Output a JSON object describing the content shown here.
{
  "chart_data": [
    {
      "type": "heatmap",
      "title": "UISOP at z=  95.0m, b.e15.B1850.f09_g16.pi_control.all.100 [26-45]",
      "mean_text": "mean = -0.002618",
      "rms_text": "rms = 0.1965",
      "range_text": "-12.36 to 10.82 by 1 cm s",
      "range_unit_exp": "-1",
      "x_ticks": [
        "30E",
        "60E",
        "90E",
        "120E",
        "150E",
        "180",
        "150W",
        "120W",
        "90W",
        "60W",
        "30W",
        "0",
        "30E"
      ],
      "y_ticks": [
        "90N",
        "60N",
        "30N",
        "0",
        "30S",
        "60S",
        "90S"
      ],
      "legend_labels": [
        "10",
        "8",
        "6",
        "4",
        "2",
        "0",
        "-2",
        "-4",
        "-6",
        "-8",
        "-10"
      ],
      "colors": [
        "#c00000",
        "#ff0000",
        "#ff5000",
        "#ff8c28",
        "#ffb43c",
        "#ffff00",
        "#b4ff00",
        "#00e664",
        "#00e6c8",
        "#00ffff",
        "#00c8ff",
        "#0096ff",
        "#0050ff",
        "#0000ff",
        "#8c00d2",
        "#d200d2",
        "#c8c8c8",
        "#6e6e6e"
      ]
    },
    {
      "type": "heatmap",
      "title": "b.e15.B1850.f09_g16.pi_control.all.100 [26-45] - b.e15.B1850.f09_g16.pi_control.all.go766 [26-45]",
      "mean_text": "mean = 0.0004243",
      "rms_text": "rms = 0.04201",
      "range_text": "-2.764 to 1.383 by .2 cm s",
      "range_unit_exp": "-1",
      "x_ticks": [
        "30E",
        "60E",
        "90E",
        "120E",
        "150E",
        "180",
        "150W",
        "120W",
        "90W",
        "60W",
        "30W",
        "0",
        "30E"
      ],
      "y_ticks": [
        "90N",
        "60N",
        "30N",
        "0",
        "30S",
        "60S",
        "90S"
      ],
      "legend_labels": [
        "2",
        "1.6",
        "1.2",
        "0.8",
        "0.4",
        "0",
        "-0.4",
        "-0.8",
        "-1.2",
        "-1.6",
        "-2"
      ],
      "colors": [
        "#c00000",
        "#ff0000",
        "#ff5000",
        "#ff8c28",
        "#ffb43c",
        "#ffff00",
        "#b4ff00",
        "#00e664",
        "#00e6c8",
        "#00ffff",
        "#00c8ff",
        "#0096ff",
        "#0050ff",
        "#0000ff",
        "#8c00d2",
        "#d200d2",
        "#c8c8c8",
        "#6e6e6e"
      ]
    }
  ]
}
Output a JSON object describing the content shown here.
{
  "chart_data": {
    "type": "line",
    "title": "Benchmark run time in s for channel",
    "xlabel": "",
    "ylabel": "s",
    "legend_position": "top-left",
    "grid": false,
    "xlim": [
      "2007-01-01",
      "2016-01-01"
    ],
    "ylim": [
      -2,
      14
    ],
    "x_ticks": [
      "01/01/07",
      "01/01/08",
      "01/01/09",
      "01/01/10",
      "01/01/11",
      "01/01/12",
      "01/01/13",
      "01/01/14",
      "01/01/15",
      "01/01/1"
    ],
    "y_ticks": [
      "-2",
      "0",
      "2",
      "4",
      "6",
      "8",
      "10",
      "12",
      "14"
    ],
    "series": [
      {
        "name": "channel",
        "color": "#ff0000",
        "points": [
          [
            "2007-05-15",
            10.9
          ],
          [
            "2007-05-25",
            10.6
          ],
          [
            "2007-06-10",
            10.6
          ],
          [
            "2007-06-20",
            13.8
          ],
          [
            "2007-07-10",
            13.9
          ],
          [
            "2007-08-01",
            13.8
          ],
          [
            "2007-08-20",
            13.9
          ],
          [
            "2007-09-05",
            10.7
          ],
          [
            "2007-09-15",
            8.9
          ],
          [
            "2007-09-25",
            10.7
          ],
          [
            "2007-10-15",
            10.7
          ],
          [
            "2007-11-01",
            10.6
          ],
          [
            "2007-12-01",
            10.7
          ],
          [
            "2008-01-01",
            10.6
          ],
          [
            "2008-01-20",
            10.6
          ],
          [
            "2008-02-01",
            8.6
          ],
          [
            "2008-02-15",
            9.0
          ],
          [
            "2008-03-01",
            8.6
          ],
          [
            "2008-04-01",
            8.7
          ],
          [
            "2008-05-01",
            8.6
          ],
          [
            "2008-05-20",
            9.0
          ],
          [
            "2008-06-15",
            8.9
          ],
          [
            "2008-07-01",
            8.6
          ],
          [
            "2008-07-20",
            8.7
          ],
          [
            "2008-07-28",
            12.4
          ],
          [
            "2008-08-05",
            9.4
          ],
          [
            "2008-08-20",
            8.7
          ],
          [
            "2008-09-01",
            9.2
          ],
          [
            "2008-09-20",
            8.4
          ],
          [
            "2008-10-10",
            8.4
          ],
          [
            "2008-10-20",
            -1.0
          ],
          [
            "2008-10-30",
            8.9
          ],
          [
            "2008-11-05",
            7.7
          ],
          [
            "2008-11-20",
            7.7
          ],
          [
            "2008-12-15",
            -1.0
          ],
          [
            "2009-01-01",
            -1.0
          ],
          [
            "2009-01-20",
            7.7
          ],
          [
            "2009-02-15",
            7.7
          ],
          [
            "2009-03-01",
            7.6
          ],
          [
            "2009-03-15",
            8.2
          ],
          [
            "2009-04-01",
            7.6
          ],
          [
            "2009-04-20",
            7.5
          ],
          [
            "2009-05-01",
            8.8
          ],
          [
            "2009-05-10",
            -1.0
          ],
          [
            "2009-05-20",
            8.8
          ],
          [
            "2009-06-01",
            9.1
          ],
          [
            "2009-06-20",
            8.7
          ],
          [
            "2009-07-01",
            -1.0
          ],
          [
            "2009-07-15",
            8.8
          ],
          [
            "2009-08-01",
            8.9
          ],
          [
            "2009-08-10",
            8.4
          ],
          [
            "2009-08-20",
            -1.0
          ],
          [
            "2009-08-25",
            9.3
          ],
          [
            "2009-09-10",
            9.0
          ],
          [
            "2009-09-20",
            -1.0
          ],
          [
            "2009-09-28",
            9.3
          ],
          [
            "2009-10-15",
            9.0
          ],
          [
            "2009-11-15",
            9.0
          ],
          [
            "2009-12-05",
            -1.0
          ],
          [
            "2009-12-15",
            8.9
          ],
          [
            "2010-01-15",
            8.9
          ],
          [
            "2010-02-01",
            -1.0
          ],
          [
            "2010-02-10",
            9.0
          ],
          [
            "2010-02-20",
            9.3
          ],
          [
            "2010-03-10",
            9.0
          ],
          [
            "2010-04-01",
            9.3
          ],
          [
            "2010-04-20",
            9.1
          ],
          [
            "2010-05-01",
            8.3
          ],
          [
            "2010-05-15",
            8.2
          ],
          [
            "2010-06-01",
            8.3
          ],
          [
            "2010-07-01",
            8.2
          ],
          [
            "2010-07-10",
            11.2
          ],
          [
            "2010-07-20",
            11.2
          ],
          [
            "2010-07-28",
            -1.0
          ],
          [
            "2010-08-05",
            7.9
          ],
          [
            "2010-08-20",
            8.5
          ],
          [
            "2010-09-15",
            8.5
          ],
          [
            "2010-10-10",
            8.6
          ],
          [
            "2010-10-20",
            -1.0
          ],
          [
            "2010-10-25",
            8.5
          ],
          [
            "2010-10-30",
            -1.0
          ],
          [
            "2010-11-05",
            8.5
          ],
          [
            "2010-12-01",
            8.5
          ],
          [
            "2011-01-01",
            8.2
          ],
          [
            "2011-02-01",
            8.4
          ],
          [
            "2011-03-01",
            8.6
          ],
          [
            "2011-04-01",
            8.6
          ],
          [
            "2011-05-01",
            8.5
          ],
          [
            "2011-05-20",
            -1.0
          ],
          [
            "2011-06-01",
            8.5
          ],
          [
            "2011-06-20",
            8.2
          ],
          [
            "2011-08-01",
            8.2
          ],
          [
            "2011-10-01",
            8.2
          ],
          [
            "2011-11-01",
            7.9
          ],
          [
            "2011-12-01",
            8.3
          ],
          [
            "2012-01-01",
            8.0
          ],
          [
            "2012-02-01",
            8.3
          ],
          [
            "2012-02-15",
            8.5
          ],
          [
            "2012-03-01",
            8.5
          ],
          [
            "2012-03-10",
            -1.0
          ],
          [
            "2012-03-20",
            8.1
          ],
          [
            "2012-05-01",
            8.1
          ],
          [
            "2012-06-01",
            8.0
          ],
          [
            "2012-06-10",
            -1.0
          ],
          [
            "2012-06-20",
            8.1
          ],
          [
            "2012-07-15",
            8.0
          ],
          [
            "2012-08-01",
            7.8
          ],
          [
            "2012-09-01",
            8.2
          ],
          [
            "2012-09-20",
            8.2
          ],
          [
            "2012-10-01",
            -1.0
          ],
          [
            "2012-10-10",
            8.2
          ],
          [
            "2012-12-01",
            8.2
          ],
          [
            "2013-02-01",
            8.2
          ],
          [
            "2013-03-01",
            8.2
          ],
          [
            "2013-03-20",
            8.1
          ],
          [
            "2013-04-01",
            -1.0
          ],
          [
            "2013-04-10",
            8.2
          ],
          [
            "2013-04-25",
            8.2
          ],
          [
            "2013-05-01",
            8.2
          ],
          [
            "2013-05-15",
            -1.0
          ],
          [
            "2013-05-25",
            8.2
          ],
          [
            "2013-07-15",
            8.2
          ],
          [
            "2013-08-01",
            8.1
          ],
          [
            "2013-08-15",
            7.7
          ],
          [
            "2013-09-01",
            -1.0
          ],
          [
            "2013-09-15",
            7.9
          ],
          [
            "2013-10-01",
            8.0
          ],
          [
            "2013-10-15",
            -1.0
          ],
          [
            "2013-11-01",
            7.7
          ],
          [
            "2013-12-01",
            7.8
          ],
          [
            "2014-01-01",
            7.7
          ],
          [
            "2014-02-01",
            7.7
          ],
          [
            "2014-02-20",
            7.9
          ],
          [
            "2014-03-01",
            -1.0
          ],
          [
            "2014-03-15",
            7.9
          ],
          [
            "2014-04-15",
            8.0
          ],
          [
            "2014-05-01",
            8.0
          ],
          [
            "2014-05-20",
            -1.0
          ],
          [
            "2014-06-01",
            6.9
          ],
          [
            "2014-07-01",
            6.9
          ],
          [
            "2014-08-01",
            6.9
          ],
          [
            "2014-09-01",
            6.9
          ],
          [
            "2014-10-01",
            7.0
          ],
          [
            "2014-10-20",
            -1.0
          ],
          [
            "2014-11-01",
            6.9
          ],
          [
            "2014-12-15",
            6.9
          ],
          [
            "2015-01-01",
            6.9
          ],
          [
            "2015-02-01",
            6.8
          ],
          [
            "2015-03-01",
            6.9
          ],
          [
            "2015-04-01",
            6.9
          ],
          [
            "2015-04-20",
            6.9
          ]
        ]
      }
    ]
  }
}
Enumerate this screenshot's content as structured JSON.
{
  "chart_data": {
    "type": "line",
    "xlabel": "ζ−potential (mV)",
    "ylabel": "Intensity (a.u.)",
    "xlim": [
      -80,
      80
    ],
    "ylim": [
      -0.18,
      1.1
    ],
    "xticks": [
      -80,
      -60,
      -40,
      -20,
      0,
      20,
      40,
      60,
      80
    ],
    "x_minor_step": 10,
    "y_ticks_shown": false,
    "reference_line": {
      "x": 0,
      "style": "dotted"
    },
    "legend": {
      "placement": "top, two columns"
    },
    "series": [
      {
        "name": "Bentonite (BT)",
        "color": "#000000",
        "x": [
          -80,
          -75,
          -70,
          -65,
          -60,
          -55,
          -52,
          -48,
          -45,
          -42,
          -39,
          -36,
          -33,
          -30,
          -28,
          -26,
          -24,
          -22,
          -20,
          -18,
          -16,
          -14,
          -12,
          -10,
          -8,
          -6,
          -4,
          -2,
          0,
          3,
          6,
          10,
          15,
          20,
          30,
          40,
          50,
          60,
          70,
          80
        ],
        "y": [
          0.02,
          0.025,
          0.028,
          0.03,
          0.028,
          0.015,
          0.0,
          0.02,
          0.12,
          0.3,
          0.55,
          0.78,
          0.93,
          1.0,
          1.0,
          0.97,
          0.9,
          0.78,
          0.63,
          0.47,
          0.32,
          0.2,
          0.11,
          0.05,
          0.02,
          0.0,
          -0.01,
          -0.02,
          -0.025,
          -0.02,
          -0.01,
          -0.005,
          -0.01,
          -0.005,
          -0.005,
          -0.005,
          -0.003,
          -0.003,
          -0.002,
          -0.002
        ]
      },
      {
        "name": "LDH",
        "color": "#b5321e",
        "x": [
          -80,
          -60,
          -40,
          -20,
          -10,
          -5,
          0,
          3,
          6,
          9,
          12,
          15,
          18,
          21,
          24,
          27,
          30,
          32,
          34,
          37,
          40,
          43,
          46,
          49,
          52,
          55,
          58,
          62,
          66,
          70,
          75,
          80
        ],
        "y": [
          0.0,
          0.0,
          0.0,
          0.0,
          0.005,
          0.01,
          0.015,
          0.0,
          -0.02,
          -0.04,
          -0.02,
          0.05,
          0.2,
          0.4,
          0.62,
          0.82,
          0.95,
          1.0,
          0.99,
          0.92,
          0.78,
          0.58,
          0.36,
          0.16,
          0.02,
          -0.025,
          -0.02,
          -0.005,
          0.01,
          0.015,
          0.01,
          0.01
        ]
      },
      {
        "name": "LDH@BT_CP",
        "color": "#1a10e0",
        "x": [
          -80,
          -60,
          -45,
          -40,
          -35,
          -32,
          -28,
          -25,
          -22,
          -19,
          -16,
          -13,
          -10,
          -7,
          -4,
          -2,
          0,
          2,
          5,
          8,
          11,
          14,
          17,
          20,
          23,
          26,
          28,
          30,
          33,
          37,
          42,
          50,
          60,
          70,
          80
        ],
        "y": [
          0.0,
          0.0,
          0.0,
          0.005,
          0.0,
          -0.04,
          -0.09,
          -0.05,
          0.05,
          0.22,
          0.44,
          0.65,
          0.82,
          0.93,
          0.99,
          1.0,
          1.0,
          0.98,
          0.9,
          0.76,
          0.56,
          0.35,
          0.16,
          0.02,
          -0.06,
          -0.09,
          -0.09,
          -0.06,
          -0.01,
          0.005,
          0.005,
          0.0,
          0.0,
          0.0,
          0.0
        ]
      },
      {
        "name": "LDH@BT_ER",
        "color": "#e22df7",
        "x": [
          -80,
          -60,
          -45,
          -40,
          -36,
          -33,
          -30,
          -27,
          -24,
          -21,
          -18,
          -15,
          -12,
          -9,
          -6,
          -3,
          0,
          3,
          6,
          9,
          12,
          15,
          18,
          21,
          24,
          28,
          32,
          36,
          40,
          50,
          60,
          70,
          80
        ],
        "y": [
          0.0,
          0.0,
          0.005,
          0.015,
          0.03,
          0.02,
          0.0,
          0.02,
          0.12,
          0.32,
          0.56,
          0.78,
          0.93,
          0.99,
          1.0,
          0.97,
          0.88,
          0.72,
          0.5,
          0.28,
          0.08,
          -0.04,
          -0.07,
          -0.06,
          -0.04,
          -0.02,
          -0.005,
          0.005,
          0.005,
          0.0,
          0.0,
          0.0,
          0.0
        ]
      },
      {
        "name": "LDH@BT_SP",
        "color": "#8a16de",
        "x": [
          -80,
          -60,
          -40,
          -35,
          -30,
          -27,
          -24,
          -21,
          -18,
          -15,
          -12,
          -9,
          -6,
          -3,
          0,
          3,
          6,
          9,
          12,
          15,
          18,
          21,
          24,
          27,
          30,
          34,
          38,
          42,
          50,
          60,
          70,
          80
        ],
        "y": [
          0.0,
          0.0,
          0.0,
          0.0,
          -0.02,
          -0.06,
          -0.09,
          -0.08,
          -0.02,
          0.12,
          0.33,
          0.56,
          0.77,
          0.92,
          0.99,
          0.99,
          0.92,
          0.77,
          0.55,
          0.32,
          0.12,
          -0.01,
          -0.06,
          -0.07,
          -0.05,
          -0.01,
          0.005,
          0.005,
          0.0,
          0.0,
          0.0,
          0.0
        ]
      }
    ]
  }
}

+--

Problem to solve: Collect the lines of the data that carry the word "name".

Exercise result:
        "name": "channel",
        "name": "Bentonite (BT)",
        "name": "LDH",
        "name": "LDH@BT_CP",
        "name": "LDH@BT_ER",
        "name": "LDH@BT_SP",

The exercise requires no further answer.